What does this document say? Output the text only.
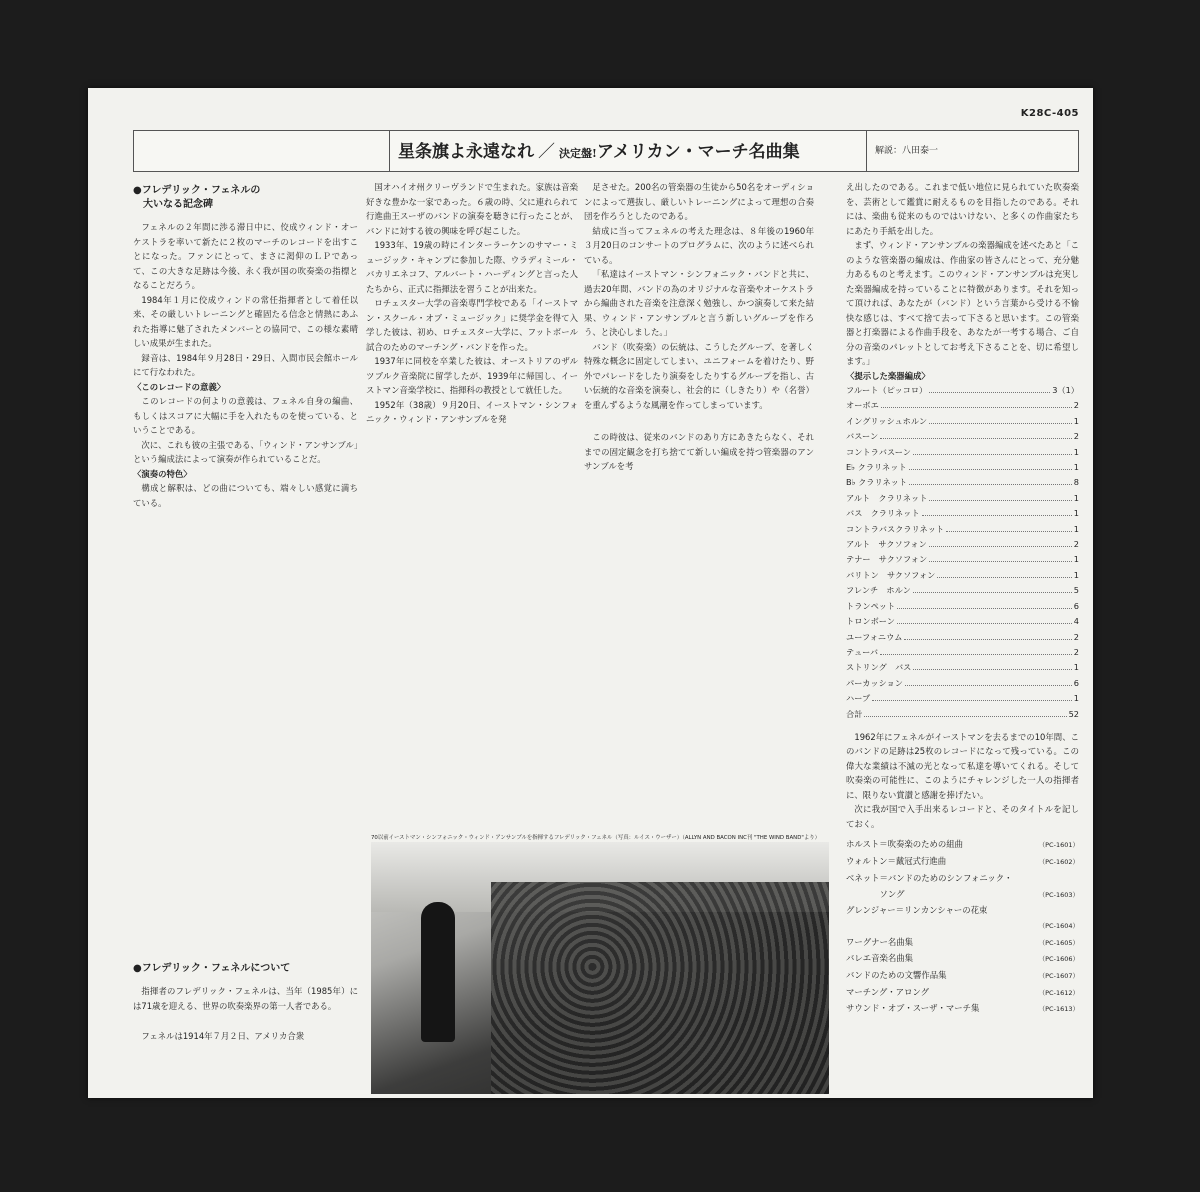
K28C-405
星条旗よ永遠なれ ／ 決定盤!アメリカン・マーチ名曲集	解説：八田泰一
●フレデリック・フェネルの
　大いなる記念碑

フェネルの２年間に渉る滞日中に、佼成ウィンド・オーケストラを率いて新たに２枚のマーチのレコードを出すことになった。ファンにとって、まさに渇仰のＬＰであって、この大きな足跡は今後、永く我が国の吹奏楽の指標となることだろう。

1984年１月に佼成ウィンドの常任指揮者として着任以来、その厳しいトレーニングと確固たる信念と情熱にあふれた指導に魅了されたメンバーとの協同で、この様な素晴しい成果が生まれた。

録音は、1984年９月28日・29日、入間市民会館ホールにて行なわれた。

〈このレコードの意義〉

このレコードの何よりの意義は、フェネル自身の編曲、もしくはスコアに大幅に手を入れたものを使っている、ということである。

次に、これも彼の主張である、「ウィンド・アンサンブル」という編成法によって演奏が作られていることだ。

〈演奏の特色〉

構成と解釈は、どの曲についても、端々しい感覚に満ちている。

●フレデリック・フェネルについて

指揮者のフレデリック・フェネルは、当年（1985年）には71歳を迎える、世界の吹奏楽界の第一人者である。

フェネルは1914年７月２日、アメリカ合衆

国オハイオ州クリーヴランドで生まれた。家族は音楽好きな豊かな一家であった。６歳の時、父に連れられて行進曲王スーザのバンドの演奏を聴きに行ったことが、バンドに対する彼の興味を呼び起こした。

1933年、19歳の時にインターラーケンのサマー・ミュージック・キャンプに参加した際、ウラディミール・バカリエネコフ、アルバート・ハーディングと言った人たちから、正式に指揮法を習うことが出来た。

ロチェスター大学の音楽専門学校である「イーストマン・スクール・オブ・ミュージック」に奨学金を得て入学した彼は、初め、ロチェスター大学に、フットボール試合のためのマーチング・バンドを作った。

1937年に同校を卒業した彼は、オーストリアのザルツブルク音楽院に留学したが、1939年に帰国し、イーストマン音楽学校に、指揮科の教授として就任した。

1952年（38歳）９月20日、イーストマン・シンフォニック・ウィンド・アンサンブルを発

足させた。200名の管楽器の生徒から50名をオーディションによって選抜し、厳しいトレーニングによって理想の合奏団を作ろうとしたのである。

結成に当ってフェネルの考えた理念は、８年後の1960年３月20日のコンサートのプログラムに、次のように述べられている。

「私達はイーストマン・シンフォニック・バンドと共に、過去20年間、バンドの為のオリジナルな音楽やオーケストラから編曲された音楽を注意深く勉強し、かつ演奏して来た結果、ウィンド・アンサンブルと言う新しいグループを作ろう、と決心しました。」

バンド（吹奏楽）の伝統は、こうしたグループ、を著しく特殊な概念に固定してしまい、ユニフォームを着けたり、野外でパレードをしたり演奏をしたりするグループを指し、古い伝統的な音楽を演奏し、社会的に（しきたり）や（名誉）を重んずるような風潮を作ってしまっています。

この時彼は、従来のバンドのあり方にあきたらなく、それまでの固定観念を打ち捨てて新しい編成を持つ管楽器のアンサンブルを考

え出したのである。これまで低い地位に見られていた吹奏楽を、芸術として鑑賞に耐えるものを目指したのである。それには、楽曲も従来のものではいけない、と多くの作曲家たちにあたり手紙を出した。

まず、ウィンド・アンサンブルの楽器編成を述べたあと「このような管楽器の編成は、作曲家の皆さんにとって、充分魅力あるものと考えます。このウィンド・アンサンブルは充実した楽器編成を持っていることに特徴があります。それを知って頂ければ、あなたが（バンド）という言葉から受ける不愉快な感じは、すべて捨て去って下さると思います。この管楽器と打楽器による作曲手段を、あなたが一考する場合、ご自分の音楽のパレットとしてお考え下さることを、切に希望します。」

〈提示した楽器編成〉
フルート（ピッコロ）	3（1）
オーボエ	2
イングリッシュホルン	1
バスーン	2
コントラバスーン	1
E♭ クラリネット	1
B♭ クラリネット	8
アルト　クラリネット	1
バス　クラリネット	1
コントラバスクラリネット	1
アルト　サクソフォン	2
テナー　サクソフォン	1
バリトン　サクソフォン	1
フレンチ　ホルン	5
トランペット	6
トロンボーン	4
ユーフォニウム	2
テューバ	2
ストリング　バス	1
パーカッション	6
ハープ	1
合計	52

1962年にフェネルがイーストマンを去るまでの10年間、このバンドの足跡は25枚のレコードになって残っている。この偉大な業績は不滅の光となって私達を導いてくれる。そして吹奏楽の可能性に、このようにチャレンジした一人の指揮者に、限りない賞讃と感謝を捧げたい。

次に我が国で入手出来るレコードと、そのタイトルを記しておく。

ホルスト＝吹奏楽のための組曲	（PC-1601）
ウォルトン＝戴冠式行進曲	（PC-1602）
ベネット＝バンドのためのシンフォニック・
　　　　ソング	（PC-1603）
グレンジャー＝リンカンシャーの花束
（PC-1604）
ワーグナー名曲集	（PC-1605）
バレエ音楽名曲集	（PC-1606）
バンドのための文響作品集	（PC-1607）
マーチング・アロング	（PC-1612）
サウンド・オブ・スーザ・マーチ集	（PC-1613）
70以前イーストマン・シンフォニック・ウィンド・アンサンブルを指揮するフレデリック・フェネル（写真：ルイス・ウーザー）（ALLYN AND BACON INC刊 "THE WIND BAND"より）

## Set task
Write out the entries above verbatim; the pictures do not belong in your copy.

## Expected answer
What does this document say? Output the text only.
K28C-405
星条旗よ永遠なれ ／ 決定盤!アメリカン・マーチ名曲集	解説：八田泰一
●フレデリック・フェネルの
　大いなる記念碑

フェネルの２年間に渉る滞日中に、佼成ウィンド・オーケストラを率いて新たに２枚のマーチのレコードを出すことになった。ファンにとって、まさに渇仰のＬＰであって、この大きな足跡は今後、永く我が国の吹奏楽の指標となることだろう。

1984年１月に佼成ウィンドの常任指揮者として着任以来、その厳しいトレーニングと確固たる信念と情熱にあふれた指導に魅了されたメンバーとの協同で、この様な素晴しい成果が生まれた。

録音は、1984年９月28日・29日、入間市民会館ホールにて行なわれた。

〈このレコードの意義〉

このレコードの何よりの意義は、フェネル自身の編曲、もしくはスコアに大幅に手を入れたものを使っている、ということである。

次に、これも彼の主張である、「ウィンド・アンサンブル」という編成法によって演奏が作られていることだ。

〈演奏の特色〉

構成と解釈は、どの曲についても、端々しい感覚に満ちている。

●フレデリック・フェネルについて

指揮者のフレデリック・フェネルは、当年（1985年）には71歳を迎える、世界の吹奏楽界の第一人者である。

フェネルは1914年７月２日、アメリカ合衆

国オハイオ州クリーヴランドで生まれた。家族は音楽好きな豊かな一家であった。６歳の時、父に連れられて行進曲王スーザのバンドの演奏を聴きに行ったことが、バンドに対する彼の興味を呼び起こした。

1933年、19歳の時にインターラーケンのサマー・ミュージック・キャンプに参加した際、ウラディミール・バカリエネコフ、アルバート・ハーディングと言った人たちから、正式に指揮法を習うことが出来た。

ロチェスター大学の音楽専門学校である「イーストマン・スクール・オブ・ミュージック」に奨学金を得て入学した彼は、初め、ロチェスター大学に、フットボール試合のためのマーチング・バンドを作った。

1937年に同校を卒業した彼は、オーストリアのザルツブルク音楽院に留学したが、1939年に帰国し、イーストマン音楽学校に、指揮科の教授として就任した。

1952年（38歳）９月20日、イーストマン・シンフォニック・ウィンド・アンサンブルを発

足させた。200名の管楽器の生徒から50名をオーディションによって選抜し、厳しいトレーニングによって理想の合奏団を作ろうとしたのである。

結成に当ってフェネルの考えた理念は、８年後の1960年３月20日のコンサートのプログラムに、次のように述べられている。

「私達はイーストマン・シンフォニック・バンドと共に、過去20年間、バンドの為のオリジナルな音楽やオーケストラから編曲された音楽を注意深く勉強し、かつ演奏して来た結果、ウィンド・アンサンブルと言う新しいグループを作ろう、と決心しました。」

バンド（吹奏楽）の伝統は、こうしたグループ、を著しく特殊な概念に固定してしまい、ユニフォームを着けたり、野外でパレードをしたり演奏をしたりするグループを指し、古い伝統的な音楽を演奏し、社会的に（しきたり）や（名誉）を重んずるような風潮を作ってしまっています。

この時彼は、従来のバンドのあり方にあきたらなく、それまでの固定観念を打ち捨てて新しい編成を持つ管楽器のアンサンブルを考

え出したのである。これまで低い地位に見られていた吹奏楽を、芸術として鑑賞に耐えるものを目指したのである。それには、楽曲も従来のものではいけない、と多くの作曲家たちにあたり手紙を出した。

まず、ウィンド・アンサンブルの楽器編成を述べたあと「このような管楽器の編成は、作曲家の皆さんにとって、充分魅力あるものと考えます。このウィンド・アンサンブルは充実した楽器編成を持っていることに特徴があります。それを知って頂ければ、あなたが（バンド）という言葉から受ける不愉快な感じは、すべて捨て去って下さると思います。この管楽器と打楽器による作曲手段を、あなたが一考する場合、ご自分の音楽のパレットとしてお考え下さることを、切に希望します。」

〈提示した楽器編成〉
フルート（ピッコロ）	3（1）
オーボエ	2
イングリッシュホルン	1
バスーン	2
コントラバスーン	1
E♭ クラリネット	1
B♭ クラリネット	8
アルト　クラリネット	1
バス　クラリネット	1
コントラバスクラリネット	1
アルト　サクソフォン	2
テナー　サクソフォン	1
バリトン　サクソフォン	1
フレンチ　ホルン	5
トランペット	6
トロンボーン	4
ユーフォニウム	2
テューバ	2
ストリング　バス	1
パーカッション	6
ハープ	1
合計	52

1962年にフェネルがイーストマンを去るまでの10年間、このバンドの足跡は25枚のレコードになって残っている。この偉大な業績は不滅の光となって私達を導いてくれる。そして吹奏楽の可能性に、このようにチャレンジした一人の指揮者に、限りない賞讃と感謝を捧げたい。

次に我が国で入手出来るレコードと、そのタイトルを記しておく。

ホルスト＝吹奏楽のための組曲	（PC-1601）
ウォルトン＝戴冠式行進曲	（PC-1602）
ベネット＝バンドのためのシンフォニック・
　　　　ソング	（PC-1603）
グレンジャー＝リンカンシャーの花束
（PC-1604）
ワーグナー名曲集	（PC-1605）
バレエ音楽名曲集	（PC-1606）
バンドのための文響作品集	（PC-1607）
マーチング・アロング	（PC-1612）
サウンド・オブ・スーザ・マーチ集	（PC-1613）
70以前イーストマン・シンフォニック・ウィンド・アンサンブルを指揮するフレデリック・フェネル（写真：ルイス・ウーザー）（ALLYN AND BACON INC刊 "THE WIND BAND"より）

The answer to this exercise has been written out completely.